§ Task requirements: Repeat the full listing below verbatim and keep the images out.

begin

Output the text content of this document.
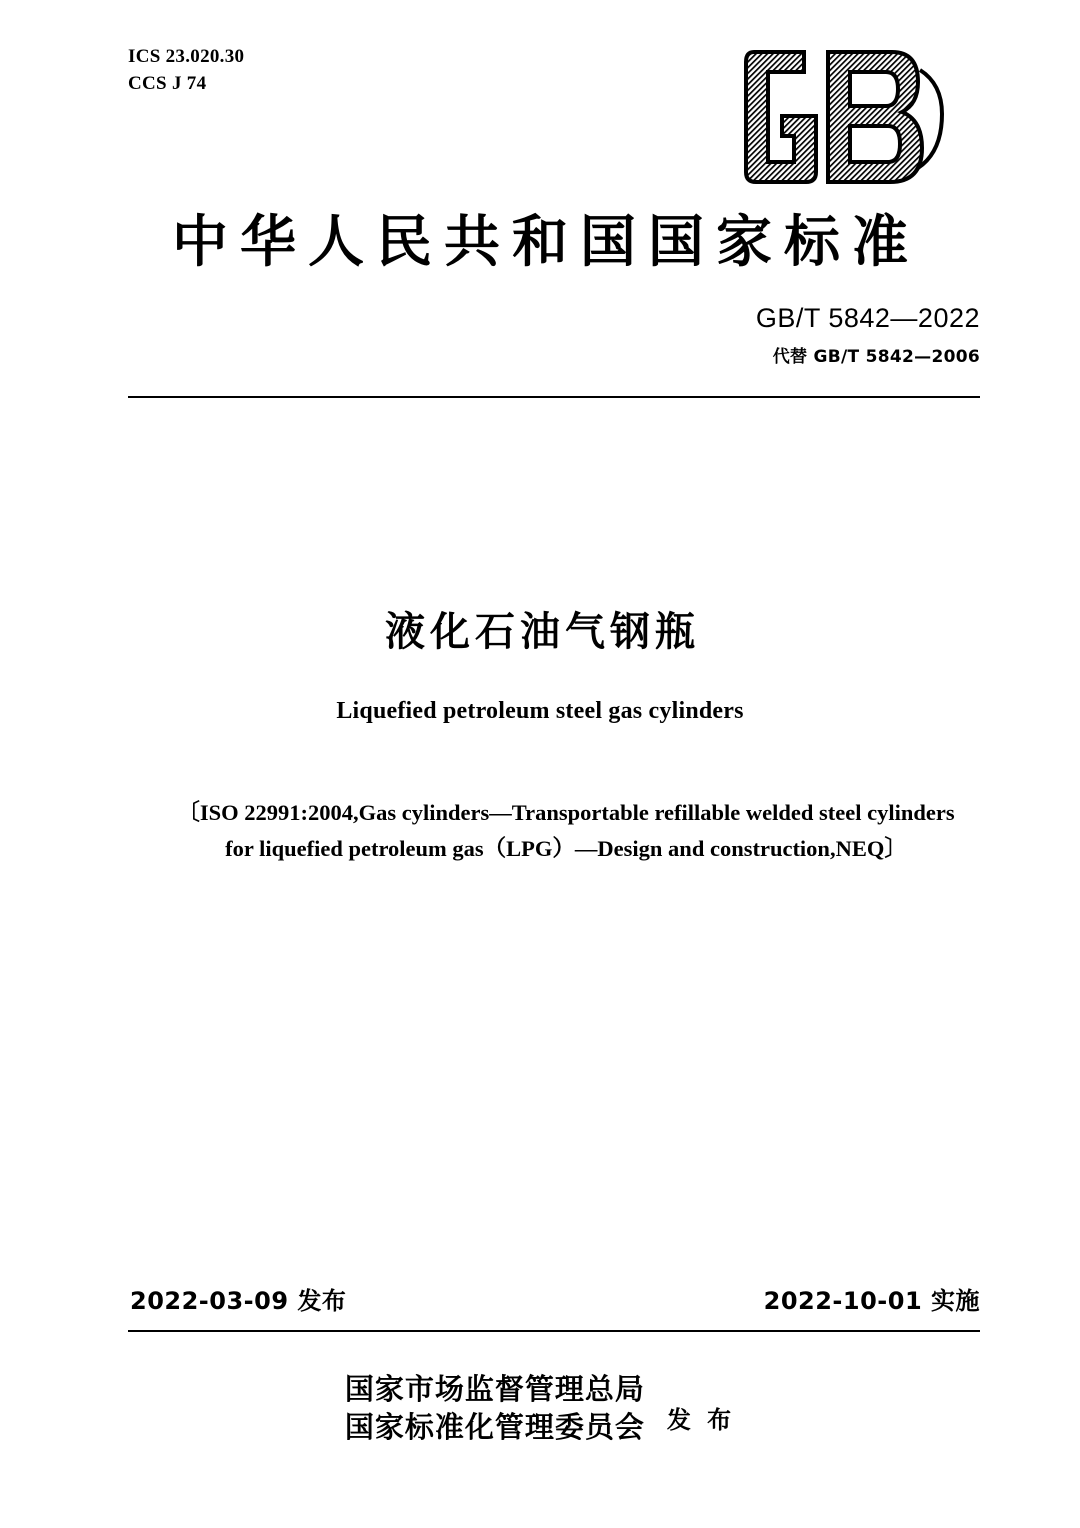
ICS 23.020.30
CCS J 74
中华人民共和国国家标准
GB/T 5842—2022
代替 GB/T 5842—2006
液化石油气钢瓶
Liquefied petroleum steel gas cylinders
〔ISO 22991:2004,Gas cylinders—Transportable refillable welded steel cylinders
for liquefied petroleum gas（LPG）—Design and construction,NEQ〕
2022-03-09 发布	2022-10-01 实施
国家市场监督管理总局
国家标准化管理委员会 发 布
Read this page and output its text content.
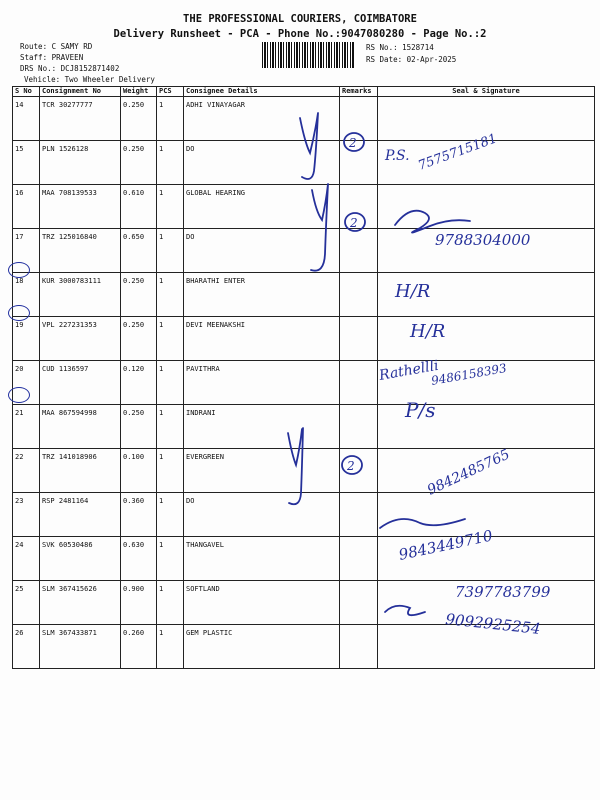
THE PROFESSIONAL COURIERS, COIMBATORE
Delivery Runsheet - PCA - Phone No.:9047080280 - Page No.:2
Route: C SAMY RD
Staff: PRAVEEN
DRS No.: DCJ8152871402
Vehicle: Two Wheeler Delivery
RS No.: 1528714
RS Date: 02-Apr-2025
S No	Consignment No	Weight	PCS	Consignee Details	Remarks	Seal & Signature
14	TCR 30277777	0.250	1	ADHI VINAYAGAR		
15	PLN 1526128	0.250	1	DO		
16	MAA 708139533	0.610	1	GLOBAL HEARING		
17	TRZ 125016840	0.650	1	DO		
18	KUR 3000783111	0.250	1	BHARATHI ENTER		
19	VPL 227231353	0.250	1	DEVI MEENAKSHI		
20	CUD 1136597	0.120	1	PAVITHRA		
21	MAA 867594998	0.250	1	INDRANI		
22	TRZ 141018906	0.100	1	EVERGREEN		
23	RSP 2481164	0.360	1	DO		
24	SVK 60530486	0.630	1	THANGAVEL		
25	SLM 367415626	0.900	1	SOFTLAND		
26	SLM 367433871	0.260	1	GEM PLASTIC		
2
2
2
P.S. 7575715181
9788304000
H/R
H/R
Rathellli
9486158393
P/s
9842485765
9843449710
7397783799
9092925254
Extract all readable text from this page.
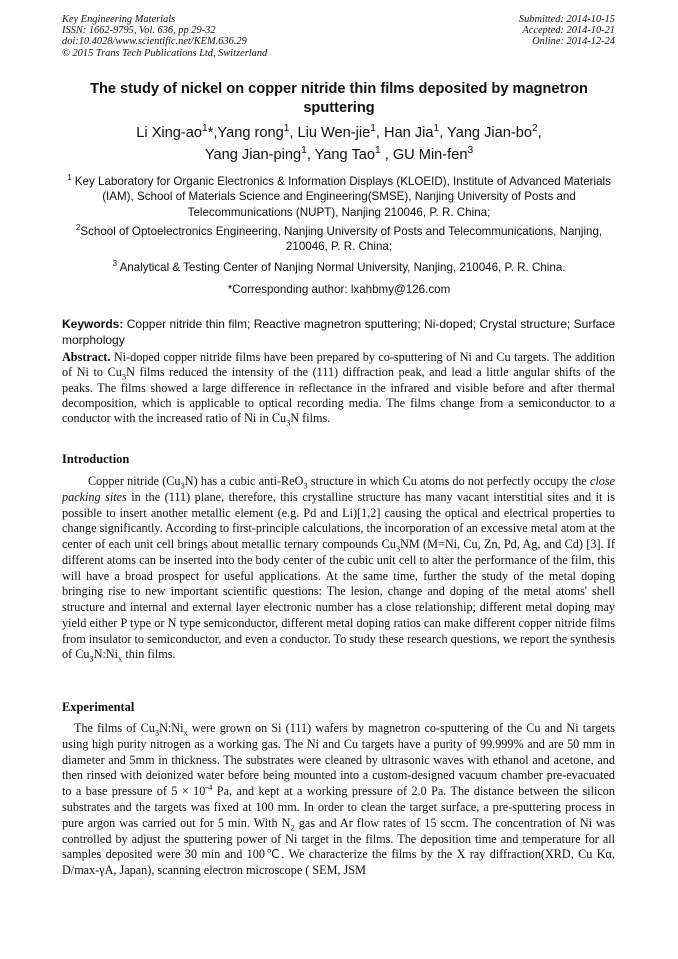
Key Engineering Materials
ISSN: 1662-9795, Vol. 636, pp 29-32
doi:10.4028/www.scientific.net/KEM.636.29
© 2015 Trans Tech Publications Ltd, Switzerland
Submitted: 2014-10-15
Accepted: 2014-10-21
Online: 2014-12-24
The study of nickel on copper nitride thin films deposited by magnetron sputtering
Li Xing-$ao^1*,Yang$ rong$^1$, Liu Wen-jie$^1$, Han Jia$^1$, Yang Jian-$bo^2$,
Yang Jian-ping$^1$, Yang Tao$^1$ , GU Min-fen$^3$
$^1$ Key Laboratory for Organic Electronics & Information Displays (KLOEID), Institute of Advanced Materials (IAM), School of Materials Science and Engineering(SMSE), Nanjing University of Posts and Telecommunications (NUPT), Nanjing 210046, P. R. China;
$^2$School of Optoelectronics Engineering, Nanjing University of Posts and Telecommunications, Nanjing, 210046, P. R. China;
$^3$ Analytical & Testing Center of Nanjing Normal University, Nanjing, 210046, P. R. China.
*Corresponding author: lxahbmy@126.com
Keywords: Copper nitride thin film; Reactive magnetron sputtering; Ni-doped; Crystal structure; Surface morphology
Abstract. Ni-doped copper nitride films have been prepared by co-sputtering of Ni and Cu targets. The addition of Ni to $Cu_3N$ films reduced the intensity of the (111) diffraction peak, and lead a little angular shifts of the peaks. The films showed a large difference in reflectance in the infrared and visible before and after thermal decomposition, which is applicable to optical recording media. The films change from a semiconductor to a conductor with the increased ratio of Ni in $Cu_3N$ films.
Introduction
Copper nitride $(Cu_3N)$ has a cubic anti-ReO$_3$ structure in which Cu atoms do not perfectly occupy the close packing sites in the (111) plane, therefore, this crystalline structure has many vacant interstitial sites and it is possible to insert another metallic element (e.g. Pd and Li)[1,2] causing the optical and electrical properties to change significantly. According to first-principle calculations, the incorporation of an excessive metal atom at the center of each unit cell brings about metallic ternary compounds $Cu_3NM$ (M=Ni, Cu, Zn, Pd, Ag, and Cd) [3]. If different atoms can be inserted into the body center of the cubic unit cell to alter the performance of the film, this will have a broad prospect for useful applications. At the same time, further the study of the metal doping bringing rise to new important scientific questions: The lesion, change and doping of the metal atoms' shell structure and internal and external layer electronic number has a close relationship; different metal doping may yield either P type or N type semiconductor, different metal doping ratios can make different copper nitride films from insulator to semiconductor, and even a conductor. To study these research questions, we report the synthesis of $Cu_3N:Ni_x$ thin films.
Experimental
The films of $Cu_3N:Ni_x$ were grown on Si (111) wafers by magnetron co-sputtering of the Cu and Ni targets using high purity nitrogen as a working gas. The Ni and Cu targets have a purity of 99.999% and are 50 mm in diameter and 5mm in thickness. The substrates were cleaned by ultrasonic waves with ethanol and acetone, and then rinsed with deionized water before being mounted into a custom-designed vacuum chamber pre-evacuated to a base pressure of $5 \times 10^{-4}$ Pa, and kept at a working pressure of 2.0 Pa. The distance between the silicon substrates and the targets was fixed at 100 mm. In order to clean the target surface, a pre-sputtering process in pure argon was carried out for 5 min. With $N_2$ gas and Ar flow rates of 15 sccm. The concentration of Ni was controlled by adjust the sputtering power of Ni target in the films. The deposition time and temperature for all samples deposited were 30 min and 100℃. We characterize the films by the X ray diffraction(XRD, Cu Kα, D/max-γA, Japan), scanning electron microscope ( SEM, JSM
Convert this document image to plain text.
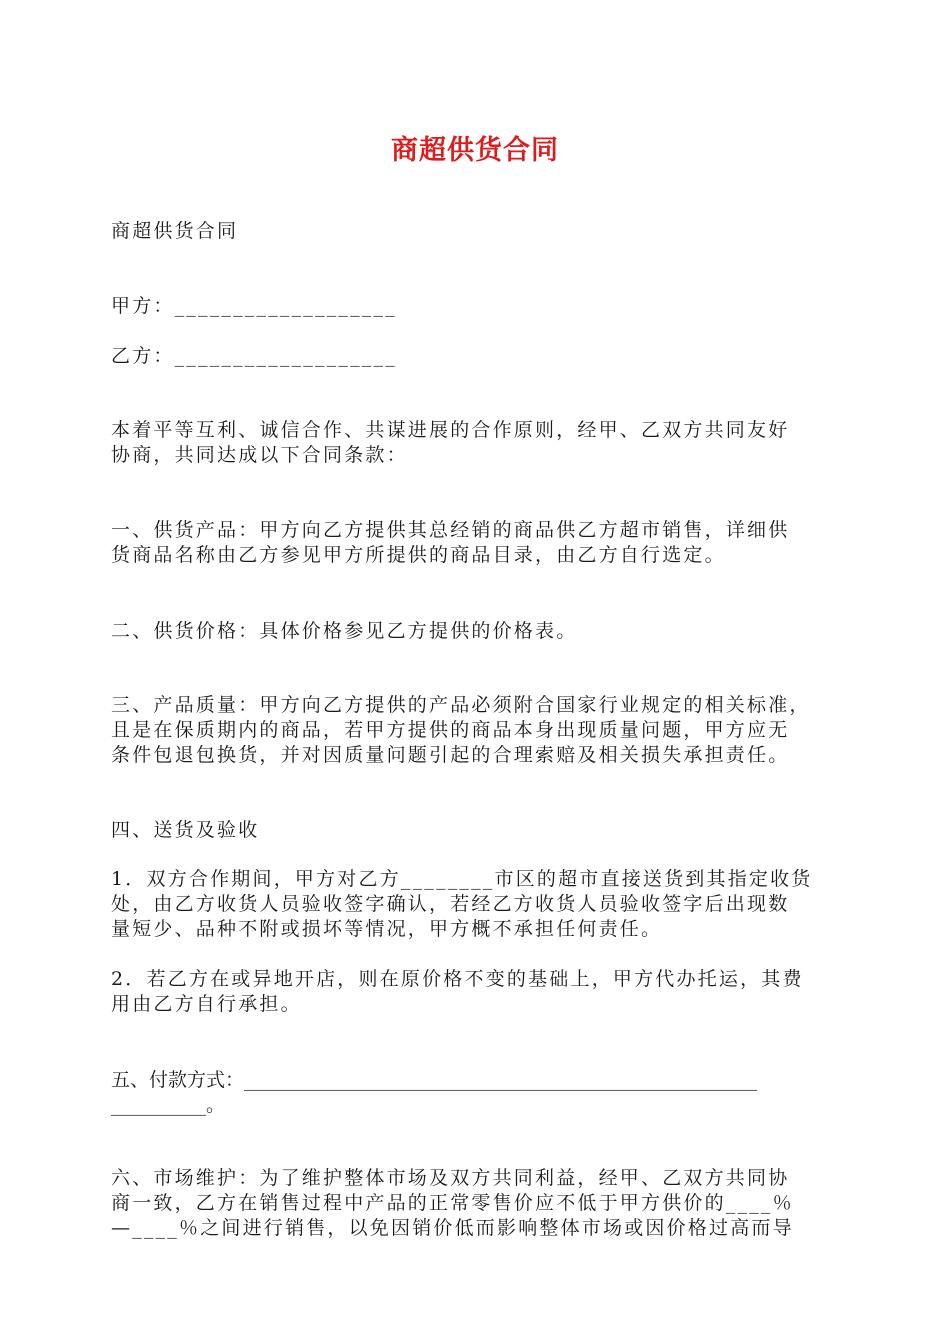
商超供货合同
商超供货合同
甲方：___________________
乙方：___________________
本着平等互利、诚信合作、共谋进展的合作原则，经甲、乙双方共同友好
协商，共同达成以下合同条款：
一、供货产品：甲方向乙方提供其总经销的商品供乙方超市销售，详细供
货商品名称由乙方参见甲方所提供的商品目录，由乙方自行选定。
二、供货价格：具体价格参见乙方提供的价格表。
三、产品质量：甲方向乙方提供的产品必须附合国家行业规定的相关标准，
且是在保质期内的商品，若甲方提供的商品本身出现质量问题，甲方应无
条件包退包换货，并对因质量问题引起的合理索赔及相关损失承担责任。
四、送货及验收
1．双方合作期间，甲方对乙方________市区的超市直接送货到其指定收货
处，由乙方收货人员验收签字确认，若经乙方收货人员验收签字后出现数
量短少、品种不附或损坏等情况，甲方概不承担任何责任。
2．若乙方在或异地开店，则在原价格不变的基础上，甲方代办托运，其费
用由乙方自行承担。
五、付款方式：______________________________________________________
__________。
六、市场维护：为了维护整体市场及双方共同利益，经甲、乙双方共同协
商一致，乙方在销售过程中产品的正常零售价应不低于甲方供价的____％
—____％之间进行销售，以免因销价低而影响整体市场或因价格过高而导
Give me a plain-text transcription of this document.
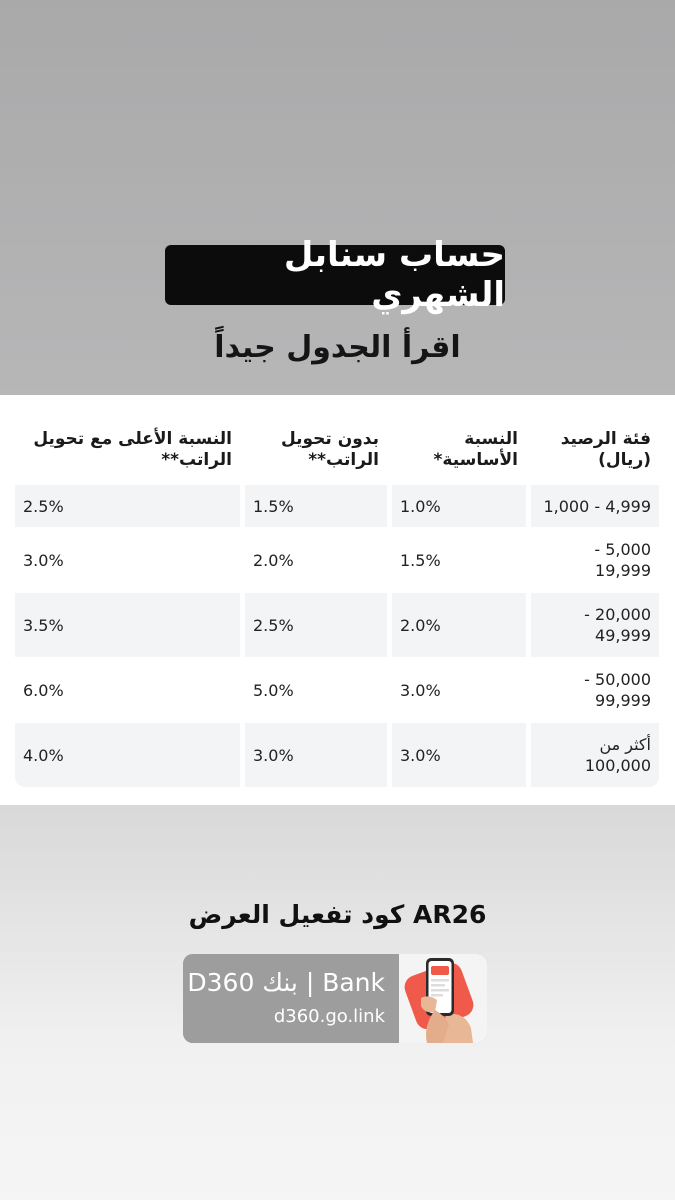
حساب سنابل الشهري
اقرأ الجدول جيداً
فئة الرصيد (ريال)
النسبة الأساسية*
بدون تحويل الراتب**
النسبة الأعلى مع تحويل الراتب**
1,000 - 4,999
1.0%
1.5%
2.5%
5,000 - 19,999
1.5%
2.0%
3.0%
20,000 - 49,999
2.0%
2.5%
3.5%
50,000 - 99,999
3.0%
5.0%
6.0%
أكثر من 100,000
3.0%
3.0%
4.0%
كود تفعيل العرض AR26
D360 بنك | Bank
d360.go.link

end

§ Solution to this problem:
Output the text content of this document.
ICS 23.020.30
CCS J 74
中华人民共和国国家标准
GB/T 5842—2022
代替 GB/T 5842—2006
液化石油气钢瓶
Liquefied petroleum steel gas cylinders
〔ISO 22991:2004,Gas cylinders—Transportable refillable welded steel cylinders
for liquefied petroleum gas（LPG）—Design and construction,NEQ〕
2022-03-09 发布	2022-10-01 实施
国家市场监督管理总局
国家标准化管理委员会 发 布
Read this page and output its text content.
THE PROFESSIONAL COURIERS, COIMBATORE
Delivery Runsheet - PCA - Phone No.:9047080280 - Page No.:2
Route: C SAMY RD
Staff: PRAVEEN
DRS No.: DCJ8152871402
Vehicle: Two Wheeler Delivery
RS No.: 1528714
RS Date: 02-Apr-2025
S No	Consignment No	Weight	PCS	Consignee Details	Remarks	Seal & Signature
14	TCR 30277777	0.250	1	ADHI VINAYAGAR		
15	PLN 1526128	0.250	1	DO		
16	MAA 708139533	0.610	1	GLOBAL HEARING		
17	TRZ 125016840	0.650	1	DO		
18	KUR 3000783111	0.250	1	BHARATHI ENTER		
19	VPL 227231353	0.250	1	DEVI MEENAKSHI		
20	CUD 1136597	0.120	1	PAVITHRA		
21	MAA 867594998	0.250	1	INDRANI		
22	TRZ 141018906	0.100	1	EVERGREEN		
23	RSP 2481164	0.360	1	DO		
24	SVK 60530486	0.630	1	THANGAVEL		
25	SLM 367415626	0.900	1	SOFTLAND		
26	SLM 367433871	0.260	1	GEM PLASTIC		
2
2
2
P.S. 7575715181
9788304000
H/R
H/R
Rathellli
9486158393
P/s
9842485765
9843449710
7397783799
9092925254
Extract all readable text from this page.
Key Engineering Materials
ISSN: 1662-9795, Vol. 636, pp 29-32
doi:10.4028/www.scientific.net/KEM.636.29
© 2015 Trans Tech Publications Ltd, Switzerland
Submitted: 2014-10-15
Accepted: 2014-10-21
Online: 2014-12-24
The study of nickel on copper nitride thin films deposited by magnetron sputtering
Li Xing-$ao^1*,Yang$ rong$^1$, Liu Wen-jie$^1$, Han Jia$^1$, Yang Jian-$bo^2$,
Yang Jian-ping$^1$, Yang Tao$^1$ , GU Min-fen$^3$
$^1$ Key Laboratory for Organic Electronics & Information Displays (KLOEID), Institute of Advanced Materials (IAM), School of Materials Science and Engineering(SMSE), Nanjing University of Posts and Telecommunications (NUPT), Nanjing 210046, P. R. China;
$^2$School of Optoelectronics Engineering, Nanjing University of Posts and Telecommunications, Nanjing, 210046, P. R. China;
$^3$ Analytical & Testing Center of Nanjing Normal University, Nanjing, 210046, P. R. China.
*Corresponding author: lxahbmy@126.com
Keywords: Copper nitride thin film; Reactive magnetron sputtering; Ni-doped; Crystal structure; Surface morphology
Abstract. Ni-doped copper nitride films have been prepared by co-sputtering of Ni and Cu targets. The addition of Ni to $Cu_3N$ films reduced the intensity of the (111) diffraction peak, and lead a little angular shifts of the peaks. The films showed a large difference in reflectance in the infrared and visible before and after thermal decomposition, which is applicable to optical recording media. The films change from a semiconductor to a conductor with the increased ratio of Ni in $Cu_3N$ films.
Introduction
Copper nitride $(Cu_3N)$ has a cubic anti-ReO$_3$ structure in which Cu atoms do not perfectly occupy the close packing sites in the (111) plane, therefore, this crystalline structure has many vacant interstitial sites and it is possible to insert another metallic element (e.g. Pd and Li)[1,2] causing the optical and electrical properties to change significantly. According to first-principle calculations, the incorporation of an excessive metal atom at the center of each unit cell brings about metallic ternary compounds $Cu_3NM$ (M=Ni, Cu, Zn, Pd, Ag, and Cd) [3]. If different atoms can be inserted into the body center of the cubic unit cell to alter the performance of the film, this will have a broad prospect for useful applications. At the same time, further the study of the metal doping bringing rise to new important scientific questions: The lesion, change and doping of the metal atoms' shell structure and internal and external layer electronic number has a close relationship; different metal doping may yield either P type or N type semiconductor, different metal doping ratios can make different copper nitride films from insulator to semiconductor, and even a conductor. To study these research questions, we report the synthesis of $Cu_3N:Ni_x$ thin films.
Experimental
The films of $Cu_3N:Ni_x$ were grown on Si (111) wafers by magnetron co-sputtering of the Cu and Ni targets using high purity nitrogen as a working gas. The Ni and Cu targets have a purity of 99.999% and are 50 mm in diameter and 5mm in thickness. The substrates were cleaned by ultrasonic waves with ethanol and acetone, and then rinsed with deionized water before being mounted into a custom-designed vacuum chamber pre-evacuated to a base pressure of $5 \times 10^{-4}$ Pa, and kept at a working pressure of 2.0 Pa. The distance between the silicon substrates and the targets was fixed at 100 mm. In order to clean the target surface, a pre-sputtering process in pure argon was carried out for 5 min. With $N_2$ gas and Ar flow rates of 15 sccm. The concentration of Ni was controlled by adjust the sputtering power of Ni target in the films. The deposition time and temperature for all samples deposited were 30 min and 100℃. We characterize the films by the X ray diffraction(XRD, Cu Kα, D/max-γA, Japan), scanning electron microscope ( SEM, JSM
Convert this document image to plain text.
商超供货合同
商超供货合同
甲方：___________________
乙方：___________________
本着平等互利、诚信合作、共谋进展的合作原则，经甲、乙双方共同友好
协商，共同达成以下合同条款：
一、供货产品：甲方向乙方提供其总经销的商品供乙方超市销售，详细供
货商品名称由乙方参见甲方所提供的商品目录，由乙方自行选定。
二、供货价格：具体价格参见乙方提供的价格表。
三、产品质量：甲方向乙方提供的产品必须附合国家行业规定的相关标准，
且是在保质期内的商品，若甲方提供的商品本身出现质量问题，甲方应无
条件包退包换货，并对因质量问题引起的合理索赔及相关损失承担责任。
四、送货及验收
1．双方合作期间，甲方对乙方________市区的超市直接送货到其指定收货
处，由乙方收货人员验收签字确认，若经乙方收货人员验收签字后出现数
量短少、品种不附或损坏等情况，甲方概不承担任何责任。
2．若乙方在或异地开店，则在原价格不变的基础上，甲方代办托运，其费
用由乙方自行承担。
五、付款方式：______________________________________________________
__________。
六、市场维护：为了维护整体市场及双方共同利益，经甲、乙双方共同协
商一致，乙方在销售过程中产品的正常零售价应不低于甲方供价的____％
—____％之间进行销售，以免因销价低而影响整体市场或因价格过高而导
Give me a plain-text transcription of this document.
حساب سنابل الشهري
اقرأ الجدول جيداً
فئة الرصيد (ريال)
النسبة الأساسية*
بدون تحويل الراتب**
النسبة الأعلى مع تحويل الراتب**
1,000 - 4,999
1.0%
1.5%
2.5%
5,000 - 19,999
1.5%
2.0%
3.0%
20,000 - 49,999
2.0%
2.5%
3.5%
50,000 - 99,999
3.0%
5.0%
6.0%
أكثر من 100,000
3.0%
3.0%
4.0%
كود تفعيل العرض AR26
D360 بنك | Bank
d360.go.link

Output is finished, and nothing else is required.